→ Instructions to follow:
All of the data below should be written out exactly.

****************************************

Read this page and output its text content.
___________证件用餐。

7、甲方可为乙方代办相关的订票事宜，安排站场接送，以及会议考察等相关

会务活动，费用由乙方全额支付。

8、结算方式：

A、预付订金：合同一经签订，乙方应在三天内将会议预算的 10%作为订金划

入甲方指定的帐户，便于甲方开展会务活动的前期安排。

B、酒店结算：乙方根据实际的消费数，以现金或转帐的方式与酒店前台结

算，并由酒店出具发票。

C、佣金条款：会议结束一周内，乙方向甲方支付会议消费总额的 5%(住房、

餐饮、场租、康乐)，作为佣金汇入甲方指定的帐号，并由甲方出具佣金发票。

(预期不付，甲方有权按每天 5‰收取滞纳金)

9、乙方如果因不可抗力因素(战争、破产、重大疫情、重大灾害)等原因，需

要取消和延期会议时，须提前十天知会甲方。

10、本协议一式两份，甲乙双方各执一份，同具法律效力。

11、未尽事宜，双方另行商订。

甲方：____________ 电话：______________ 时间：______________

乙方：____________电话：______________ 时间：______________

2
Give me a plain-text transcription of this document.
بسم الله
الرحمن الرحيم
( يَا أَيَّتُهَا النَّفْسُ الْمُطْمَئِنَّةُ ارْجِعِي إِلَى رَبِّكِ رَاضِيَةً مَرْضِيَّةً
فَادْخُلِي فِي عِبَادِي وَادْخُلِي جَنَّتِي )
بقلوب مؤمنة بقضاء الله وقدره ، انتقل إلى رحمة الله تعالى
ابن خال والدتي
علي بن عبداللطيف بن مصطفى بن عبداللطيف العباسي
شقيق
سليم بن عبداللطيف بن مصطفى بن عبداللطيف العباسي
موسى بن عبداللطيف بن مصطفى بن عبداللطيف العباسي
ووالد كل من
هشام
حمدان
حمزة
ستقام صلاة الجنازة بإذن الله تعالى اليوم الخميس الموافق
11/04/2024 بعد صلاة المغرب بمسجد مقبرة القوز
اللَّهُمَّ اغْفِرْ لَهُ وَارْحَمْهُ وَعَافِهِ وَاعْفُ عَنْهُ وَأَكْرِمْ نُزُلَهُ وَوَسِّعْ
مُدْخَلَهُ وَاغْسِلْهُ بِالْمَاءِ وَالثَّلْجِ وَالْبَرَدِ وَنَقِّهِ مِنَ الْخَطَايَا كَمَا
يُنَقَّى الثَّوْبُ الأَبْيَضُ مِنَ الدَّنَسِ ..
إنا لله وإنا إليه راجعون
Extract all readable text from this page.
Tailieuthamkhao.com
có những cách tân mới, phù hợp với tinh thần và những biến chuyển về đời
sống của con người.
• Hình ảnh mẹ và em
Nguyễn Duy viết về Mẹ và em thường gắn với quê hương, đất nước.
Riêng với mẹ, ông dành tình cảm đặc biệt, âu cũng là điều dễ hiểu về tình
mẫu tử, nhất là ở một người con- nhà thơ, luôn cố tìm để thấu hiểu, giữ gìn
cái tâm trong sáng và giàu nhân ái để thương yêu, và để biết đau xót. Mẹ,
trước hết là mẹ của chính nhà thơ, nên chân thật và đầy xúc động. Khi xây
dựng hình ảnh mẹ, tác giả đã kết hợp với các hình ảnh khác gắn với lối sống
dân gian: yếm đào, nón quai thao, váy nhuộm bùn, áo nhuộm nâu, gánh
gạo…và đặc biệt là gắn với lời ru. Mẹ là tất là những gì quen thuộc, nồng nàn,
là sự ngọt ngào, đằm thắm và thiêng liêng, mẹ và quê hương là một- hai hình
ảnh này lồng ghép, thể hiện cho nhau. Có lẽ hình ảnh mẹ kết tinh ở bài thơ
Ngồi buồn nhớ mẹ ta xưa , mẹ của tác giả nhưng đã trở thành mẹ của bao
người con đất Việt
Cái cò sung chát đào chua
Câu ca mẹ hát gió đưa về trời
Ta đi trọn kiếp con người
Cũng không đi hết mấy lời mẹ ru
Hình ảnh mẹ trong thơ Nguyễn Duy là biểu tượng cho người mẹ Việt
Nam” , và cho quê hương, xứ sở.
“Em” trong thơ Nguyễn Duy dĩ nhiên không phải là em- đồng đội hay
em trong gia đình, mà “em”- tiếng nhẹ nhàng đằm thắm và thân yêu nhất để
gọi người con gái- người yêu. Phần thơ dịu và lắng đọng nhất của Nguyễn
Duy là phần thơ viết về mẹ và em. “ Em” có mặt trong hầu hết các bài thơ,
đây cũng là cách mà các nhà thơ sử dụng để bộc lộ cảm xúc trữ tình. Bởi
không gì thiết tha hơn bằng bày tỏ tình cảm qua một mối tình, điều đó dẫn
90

****************************************

→ Result of the task:
Read this page and output its text content.
___________证件用餐。

7、甲方可为乙方代办相关的订票事宜，安排站场接送，以及会议考察等相关

会务活动，费用由乙方全额支付。

8、结算方式：

A、预付订金：合同一经签订，乙方应在三天内将会议预算的 10%作为订金划

入甲方指定的帐户，便于甲方开展会务活动的前期安排。

B、酒店结算：乙方根据实际的消费数，以现金或转帐的方式与酒店前台结

算，并由酒店出具发票。

C、佣金条款：会议结束一周内，乙方向甲方支付会议消费总额的 5%(住房、

餐饮、场租、康乐)，作为佣金汇入甲方指定的帐号，并由甲方出具佣金发票。

(预期不付，甲方有权按每天 5‰收取滞纳金)

9、乙方如果因不可抗力因素(战争、破产、重大疫情、重大灾害)等原因，需

要取消和延期会议时，须提前十天知会甲方。

10、本协议一式两份，甲乙双方各执一份，同具法律效力。

11、未尽事宜，双方另行商订。

甲方：____________ 电话：______________ 时间：______________

乙方：____________电话：______________ 时间：______________

2
Give me a plain-text transcription of this document.
بسم الله
الرحمن الرحيم
( يَا أَيَّتُهَا النَّفْسُ الْمُطْمَئِنَّةُ ارْجِعِي إِلَى رَبِّكِ رَاضِيَةً مَرْضِيَّةً
فَادْخُلِي فِي عِبَادِي وَادْخُلِي جَنَّتِي )
بقلوب مؤمنة بقضاء الله وقدره ، انتقل إلى رحمة الله تعالى
ابن خال والدتي
علي بن عبداللطيف بن مصطفى بن عبداللطيف العباسي
شقيق
سليم بن عبداللطيف بن مصطفى بن عبداللطيف العباسي
موسى بن عبداللطيف بن مصطفى بن عبداللطيف العباسي
ووالد كل من
هشام
حمدان
حمزة
ستقام صلاة الجنازة بإذن الله تعالى اليوم الخميس الموافق
11/04/2024 بعد صلاة المغرب بمسجد مقبرة القوز
اللَّهُمَّ اغْفِرْ لَهُ وَارْحَمْهُ وَعَافِهِ وَاعْفُ عَنْهُ وَأَكْرِمْ نُزُلَهُ وَوَسِّعْ
مُدْخَلَهُ وَاغْسِلْهُ بِالْمَاءِ وَالثَّلْجِ وَالْبَرَدِ وَنَقِّهِ مِنَ الْخَطَايَا كَمَا
يُنَقَّى الثَّوْبُ الأَبْيَضُ مِنَ الدَّنَسِ ..
إنا لله وإنا إليه راجعون
Extract all readable text from this page.
Tailieuthamkhao.com
có những cách tân mới, phù hợp với tinh thần và những biến chuyển về đời
sống của con người.
• Hình ảnh mẹ và em
Nguyễn Duy viết về Mẹ và em thường gắn với quê hương, đất nước.
Riêng với mẹ, ông dành tình cảm đặc biệt, âu cũng là điều dễ hiểu về tình
mẫu tử, nhất là ở một người con- nhà thơ, luôn cố tìm để thấu hiểu, giữ gìn
cái tâm trong sáng và giàu nhân ái để thương yêu, và để biết đau xót. Mẹ,
trước hết là mẹ của chính nhà thơ, nên chân thật và đầy xúc động. Khi xây
dựng hình ảnh mẹ, tác giả đã kết hợp với các hình ảnh khác gắn với lối sống
dân gian: yếm đào, nón quai thao, váy nhuộm bùn, áo nhuộm nâu, gánh
gạo…và đặc biệt là gắn với lời ru. Mẹ là tất là những gì quen thuộc, nồng nàn,
là sự ngọt ngào, đằm thắm và thiêng liêng, mẹ và quê hương là một- hai hình
ảnh này lồng ghép, thể hiện cho nhau. Có lẽ hình ảnh mẹ kết tinh ở bài thơ
Ngồi buồn nhớ mẹ ta xưa , mẹ của tác giả nhưng đã trở thành mẹ của bao
người con đất Việt
Cái cò sung chát đào chua
Câu ca mẹ hát gió đưa về trời
Ta đi trọn kiếp con người
Cũng không đi hết mấy lời mẹ ru
Hình ảnh mẹ trong thơ Nguyễn Duy là biểu tượng cho người mẹ Việt
Nam” , và cho quê hương, xứ sở.
“Em” trong thơ Nguyễn Duy dĩ nhiên không phải là em- đồng đội hay
em trong gia đình, mà “em”- tiếng nhẹ nhàng đằm thắm và thân yêu nhất để
gọi người con gái- người yêu. Phần thơ dịu và lắng đọng nhất của Nguyễn
Duy là phần thơ viết về mẹ và em. “ Em” có mặt trong hầu hết các bài thơ,
đây cũng là cách mà các nhà thơ sử dụng để bộc lộ cảm xúc trữ tình. Bởi
không gì thiết tha hơn bằng bày tỏ tình cảm qua một mối tình, điều đó dẫn
90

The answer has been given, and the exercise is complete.